▸ **Exercise**
Reproduce each line that includes the word "this".
--- Start ---
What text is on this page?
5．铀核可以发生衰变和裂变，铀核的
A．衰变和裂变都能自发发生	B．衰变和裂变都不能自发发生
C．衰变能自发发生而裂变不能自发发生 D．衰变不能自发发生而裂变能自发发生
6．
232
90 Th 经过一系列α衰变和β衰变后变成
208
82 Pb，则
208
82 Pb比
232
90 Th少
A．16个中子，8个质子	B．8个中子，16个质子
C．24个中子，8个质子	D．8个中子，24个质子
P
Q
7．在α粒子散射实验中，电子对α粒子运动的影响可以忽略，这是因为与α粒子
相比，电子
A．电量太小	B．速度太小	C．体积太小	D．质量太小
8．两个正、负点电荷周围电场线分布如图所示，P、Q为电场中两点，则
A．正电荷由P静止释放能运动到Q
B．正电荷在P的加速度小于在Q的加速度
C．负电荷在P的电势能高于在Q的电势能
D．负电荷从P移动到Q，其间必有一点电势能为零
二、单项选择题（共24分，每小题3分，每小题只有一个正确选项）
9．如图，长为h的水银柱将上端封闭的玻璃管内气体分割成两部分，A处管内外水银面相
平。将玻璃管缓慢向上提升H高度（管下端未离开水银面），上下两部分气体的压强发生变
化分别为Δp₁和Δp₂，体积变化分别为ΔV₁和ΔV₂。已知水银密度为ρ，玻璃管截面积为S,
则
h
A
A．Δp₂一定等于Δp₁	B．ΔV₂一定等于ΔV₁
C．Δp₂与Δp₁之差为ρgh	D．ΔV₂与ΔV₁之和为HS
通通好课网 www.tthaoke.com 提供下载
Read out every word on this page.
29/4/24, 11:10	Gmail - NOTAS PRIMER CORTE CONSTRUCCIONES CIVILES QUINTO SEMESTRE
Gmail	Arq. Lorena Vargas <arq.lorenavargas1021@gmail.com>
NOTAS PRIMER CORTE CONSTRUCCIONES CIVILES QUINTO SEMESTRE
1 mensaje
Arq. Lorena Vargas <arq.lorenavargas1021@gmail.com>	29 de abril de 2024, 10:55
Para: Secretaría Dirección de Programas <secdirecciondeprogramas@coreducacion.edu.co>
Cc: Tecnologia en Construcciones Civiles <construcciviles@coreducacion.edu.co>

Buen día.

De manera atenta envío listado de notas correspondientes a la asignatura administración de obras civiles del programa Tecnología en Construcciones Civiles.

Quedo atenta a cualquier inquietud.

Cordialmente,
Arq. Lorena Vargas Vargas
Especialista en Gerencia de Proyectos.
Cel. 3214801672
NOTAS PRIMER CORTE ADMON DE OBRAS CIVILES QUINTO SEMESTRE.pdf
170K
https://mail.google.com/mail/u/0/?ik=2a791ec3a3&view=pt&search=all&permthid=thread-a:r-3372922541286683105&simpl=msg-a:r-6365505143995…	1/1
--- End ---
▸ **Completed exercise**
What text is on this page?
Read out every word on this page.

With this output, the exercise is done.